* _Job_:
Return all lines with the word "Index" in them.
====== Source records ======
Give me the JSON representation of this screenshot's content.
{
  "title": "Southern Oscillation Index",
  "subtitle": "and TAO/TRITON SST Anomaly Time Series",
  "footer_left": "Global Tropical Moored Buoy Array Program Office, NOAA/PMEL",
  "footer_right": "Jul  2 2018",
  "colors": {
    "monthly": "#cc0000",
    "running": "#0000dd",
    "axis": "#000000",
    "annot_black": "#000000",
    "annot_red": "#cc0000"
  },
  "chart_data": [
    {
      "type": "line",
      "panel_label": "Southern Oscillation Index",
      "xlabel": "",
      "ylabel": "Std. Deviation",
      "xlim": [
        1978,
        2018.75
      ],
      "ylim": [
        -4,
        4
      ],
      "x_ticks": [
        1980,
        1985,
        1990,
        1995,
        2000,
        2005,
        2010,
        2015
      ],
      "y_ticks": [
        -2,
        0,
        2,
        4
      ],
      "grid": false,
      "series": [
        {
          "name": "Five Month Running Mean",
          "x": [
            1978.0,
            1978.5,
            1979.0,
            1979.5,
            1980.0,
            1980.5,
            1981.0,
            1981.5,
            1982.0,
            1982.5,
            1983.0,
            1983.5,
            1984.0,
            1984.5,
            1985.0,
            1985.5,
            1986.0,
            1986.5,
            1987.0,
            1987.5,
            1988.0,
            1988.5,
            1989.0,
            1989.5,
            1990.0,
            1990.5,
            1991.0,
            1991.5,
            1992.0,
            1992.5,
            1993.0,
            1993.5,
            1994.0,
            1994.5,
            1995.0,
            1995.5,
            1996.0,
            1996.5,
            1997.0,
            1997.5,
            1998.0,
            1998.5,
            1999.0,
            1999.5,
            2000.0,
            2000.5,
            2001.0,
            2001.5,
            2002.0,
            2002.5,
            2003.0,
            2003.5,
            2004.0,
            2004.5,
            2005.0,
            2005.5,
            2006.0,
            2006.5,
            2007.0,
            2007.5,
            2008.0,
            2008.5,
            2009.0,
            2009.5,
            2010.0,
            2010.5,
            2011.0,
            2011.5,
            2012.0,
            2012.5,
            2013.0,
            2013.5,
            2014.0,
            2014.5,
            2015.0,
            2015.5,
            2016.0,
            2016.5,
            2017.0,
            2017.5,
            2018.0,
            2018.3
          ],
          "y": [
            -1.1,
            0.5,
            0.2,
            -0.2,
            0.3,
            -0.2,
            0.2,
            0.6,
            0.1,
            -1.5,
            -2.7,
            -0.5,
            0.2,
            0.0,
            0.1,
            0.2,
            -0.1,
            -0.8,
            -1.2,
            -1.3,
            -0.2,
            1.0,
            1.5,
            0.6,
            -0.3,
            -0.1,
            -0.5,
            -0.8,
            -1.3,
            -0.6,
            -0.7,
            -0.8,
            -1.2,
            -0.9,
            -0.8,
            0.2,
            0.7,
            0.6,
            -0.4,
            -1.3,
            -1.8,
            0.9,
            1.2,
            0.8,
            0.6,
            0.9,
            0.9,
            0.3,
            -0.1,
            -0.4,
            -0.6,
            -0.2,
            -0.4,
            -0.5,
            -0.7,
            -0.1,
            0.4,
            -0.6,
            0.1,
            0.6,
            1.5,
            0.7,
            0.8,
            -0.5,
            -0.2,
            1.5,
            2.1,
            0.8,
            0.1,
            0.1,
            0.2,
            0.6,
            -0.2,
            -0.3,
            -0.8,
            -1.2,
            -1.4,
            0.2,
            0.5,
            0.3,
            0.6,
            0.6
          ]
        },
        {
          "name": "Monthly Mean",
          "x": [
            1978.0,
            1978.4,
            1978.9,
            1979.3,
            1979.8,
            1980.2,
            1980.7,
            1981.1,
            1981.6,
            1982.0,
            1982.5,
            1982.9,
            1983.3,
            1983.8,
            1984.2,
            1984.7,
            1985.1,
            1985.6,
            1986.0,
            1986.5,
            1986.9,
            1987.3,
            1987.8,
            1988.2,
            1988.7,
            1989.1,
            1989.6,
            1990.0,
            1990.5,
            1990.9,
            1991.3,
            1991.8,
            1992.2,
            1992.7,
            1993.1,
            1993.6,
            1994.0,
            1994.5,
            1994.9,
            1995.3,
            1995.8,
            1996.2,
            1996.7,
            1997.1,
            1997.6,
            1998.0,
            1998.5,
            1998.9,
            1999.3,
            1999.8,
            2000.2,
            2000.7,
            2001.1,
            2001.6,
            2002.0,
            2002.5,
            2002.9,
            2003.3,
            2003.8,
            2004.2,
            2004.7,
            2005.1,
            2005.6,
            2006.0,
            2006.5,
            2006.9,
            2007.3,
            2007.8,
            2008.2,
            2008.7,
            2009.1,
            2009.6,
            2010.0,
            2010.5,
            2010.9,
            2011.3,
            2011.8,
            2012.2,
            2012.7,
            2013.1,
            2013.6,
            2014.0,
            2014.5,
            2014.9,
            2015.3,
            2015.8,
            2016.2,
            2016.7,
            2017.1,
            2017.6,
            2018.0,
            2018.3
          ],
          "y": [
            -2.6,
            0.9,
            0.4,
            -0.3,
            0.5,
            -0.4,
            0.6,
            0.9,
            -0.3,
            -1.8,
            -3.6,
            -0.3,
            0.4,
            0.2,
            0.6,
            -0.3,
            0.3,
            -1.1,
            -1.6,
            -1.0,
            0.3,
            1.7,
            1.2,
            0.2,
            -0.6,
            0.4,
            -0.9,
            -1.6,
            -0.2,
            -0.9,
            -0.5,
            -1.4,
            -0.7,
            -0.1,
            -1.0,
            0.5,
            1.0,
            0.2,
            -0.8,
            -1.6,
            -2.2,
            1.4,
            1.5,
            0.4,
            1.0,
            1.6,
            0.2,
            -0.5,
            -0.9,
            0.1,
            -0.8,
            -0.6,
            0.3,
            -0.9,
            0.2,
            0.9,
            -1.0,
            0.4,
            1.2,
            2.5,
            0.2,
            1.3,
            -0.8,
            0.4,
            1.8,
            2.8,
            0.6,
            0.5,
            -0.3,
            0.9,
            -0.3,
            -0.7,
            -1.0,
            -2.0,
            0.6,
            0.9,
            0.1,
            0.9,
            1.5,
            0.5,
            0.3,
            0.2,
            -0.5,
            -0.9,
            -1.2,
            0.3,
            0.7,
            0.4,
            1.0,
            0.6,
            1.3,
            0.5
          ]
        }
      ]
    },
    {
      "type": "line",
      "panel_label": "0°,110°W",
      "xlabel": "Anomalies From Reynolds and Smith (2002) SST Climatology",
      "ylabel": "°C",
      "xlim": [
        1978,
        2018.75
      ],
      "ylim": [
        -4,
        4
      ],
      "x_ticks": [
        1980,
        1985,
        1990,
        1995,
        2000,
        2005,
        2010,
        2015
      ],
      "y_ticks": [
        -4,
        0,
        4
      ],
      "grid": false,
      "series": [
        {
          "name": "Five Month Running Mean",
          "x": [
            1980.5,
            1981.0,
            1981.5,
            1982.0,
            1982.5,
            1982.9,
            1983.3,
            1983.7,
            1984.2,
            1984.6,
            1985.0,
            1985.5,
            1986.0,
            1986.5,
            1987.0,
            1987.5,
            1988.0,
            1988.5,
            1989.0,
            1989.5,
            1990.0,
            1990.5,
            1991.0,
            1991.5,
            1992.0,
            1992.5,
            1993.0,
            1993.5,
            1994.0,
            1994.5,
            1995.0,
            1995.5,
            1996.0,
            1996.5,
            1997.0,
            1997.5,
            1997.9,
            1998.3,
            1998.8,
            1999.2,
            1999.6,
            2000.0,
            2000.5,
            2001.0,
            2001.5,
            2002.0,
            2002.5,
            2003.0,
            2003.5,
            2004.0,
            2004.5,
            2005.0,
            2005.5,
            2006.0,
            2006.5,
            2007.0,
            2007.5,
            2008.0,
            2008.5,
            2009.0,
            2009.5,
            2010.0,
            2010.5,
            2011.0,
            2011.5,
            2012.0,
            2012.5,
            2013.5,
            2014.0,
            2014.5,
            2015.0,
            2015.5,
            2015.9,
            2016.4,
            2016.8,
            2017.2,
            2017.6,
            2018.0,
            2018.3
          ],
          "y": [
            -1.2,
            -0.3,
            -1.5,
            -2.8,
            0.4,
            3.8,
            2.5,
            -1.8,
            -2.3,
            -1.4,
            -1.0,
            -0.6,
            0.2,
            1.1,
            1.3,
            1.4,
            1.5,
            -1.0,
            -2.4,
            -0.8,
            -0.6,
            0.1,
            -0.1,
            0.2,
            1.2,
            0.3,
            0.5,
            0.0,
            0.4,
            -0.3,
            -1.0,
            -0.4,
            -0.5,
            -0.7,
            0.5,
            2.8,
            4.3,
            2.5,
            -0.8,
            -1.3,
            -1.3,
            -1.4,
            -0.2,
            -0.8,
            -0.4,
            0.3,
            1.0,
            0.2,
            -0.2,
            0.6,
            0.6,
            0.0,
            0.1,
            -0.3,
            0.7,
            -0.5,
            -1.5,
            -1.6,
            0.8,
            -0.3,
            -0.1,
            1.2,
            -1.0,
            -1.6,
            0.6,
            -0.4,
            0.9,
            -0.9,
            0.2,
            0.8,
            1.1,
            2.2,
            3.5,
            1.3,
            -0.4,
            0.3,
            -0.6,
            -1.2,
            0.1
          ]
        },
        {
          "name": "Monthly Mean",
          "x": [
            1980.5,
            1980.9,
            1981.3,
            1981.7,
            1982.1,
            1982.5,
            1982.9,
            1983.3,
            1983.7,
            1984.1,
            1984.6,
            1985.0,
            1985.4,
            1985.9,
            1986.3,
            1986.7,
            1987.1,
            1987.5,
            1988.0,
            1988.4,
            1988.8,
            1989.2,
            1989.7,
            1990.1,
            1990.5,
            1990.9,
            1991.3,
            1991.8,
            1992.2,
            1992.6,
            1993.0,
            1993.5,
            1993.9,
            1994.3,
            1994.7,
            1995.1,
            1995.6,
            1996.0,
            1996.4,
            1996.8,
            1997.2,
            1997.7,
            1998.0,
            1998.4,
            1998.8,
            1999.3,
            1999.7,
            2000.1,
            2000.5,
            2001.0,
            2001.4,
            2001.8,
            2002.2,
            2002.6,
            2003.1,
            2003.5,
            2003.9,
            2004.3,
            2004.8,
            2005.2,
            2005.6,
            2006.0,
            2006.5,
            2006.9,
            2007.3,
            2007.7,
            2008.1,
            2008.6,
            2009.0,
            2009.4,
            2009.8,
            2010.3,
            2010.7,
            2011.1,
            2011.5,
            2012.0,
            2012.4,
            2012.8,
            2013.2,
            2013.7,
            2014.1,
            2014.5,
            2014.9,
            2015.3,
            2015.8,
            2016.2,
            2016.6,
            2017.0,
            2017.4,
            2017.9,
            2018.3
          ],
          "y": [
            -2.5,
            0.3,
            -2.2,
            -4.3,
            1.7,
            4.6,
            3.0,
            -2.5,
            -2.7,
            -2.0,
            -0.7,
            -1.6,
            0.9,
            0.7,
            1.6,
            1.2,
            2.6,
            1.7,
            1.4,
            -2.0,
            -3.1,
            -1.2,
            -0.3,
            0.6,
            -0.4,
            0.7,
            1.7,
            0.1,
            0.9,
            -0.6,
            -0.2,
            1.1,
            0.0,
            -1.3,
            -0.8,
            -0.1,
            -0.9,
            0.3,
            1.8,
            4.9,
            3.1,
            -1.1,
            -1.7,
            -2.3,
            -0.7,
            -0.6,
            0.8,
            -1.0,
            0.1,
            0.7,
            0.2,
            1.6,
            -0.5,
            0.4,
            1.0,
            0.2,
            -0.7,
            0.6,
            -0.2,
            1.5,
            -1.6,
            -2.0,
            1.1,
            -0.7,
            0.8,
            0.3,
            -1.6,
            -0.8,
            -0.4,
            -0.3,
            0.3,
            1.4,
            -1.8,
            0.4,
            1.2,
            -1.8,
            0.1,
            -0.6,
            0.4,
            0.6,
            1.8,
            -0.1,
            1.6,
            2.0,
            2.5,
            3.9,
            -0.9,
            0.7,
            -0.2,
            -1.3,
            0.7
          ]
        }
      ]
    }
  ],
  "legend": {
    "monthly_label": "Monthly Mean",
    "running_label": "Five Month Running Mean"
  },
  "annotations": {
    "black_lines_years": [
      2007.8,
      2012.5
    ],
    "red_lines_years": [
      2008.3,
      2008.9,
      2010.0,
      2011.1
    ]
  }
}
======
* _Correct result_:
  "title": "Southern Oscillation Index",
      "panel_label": "Southern Oscillation Index",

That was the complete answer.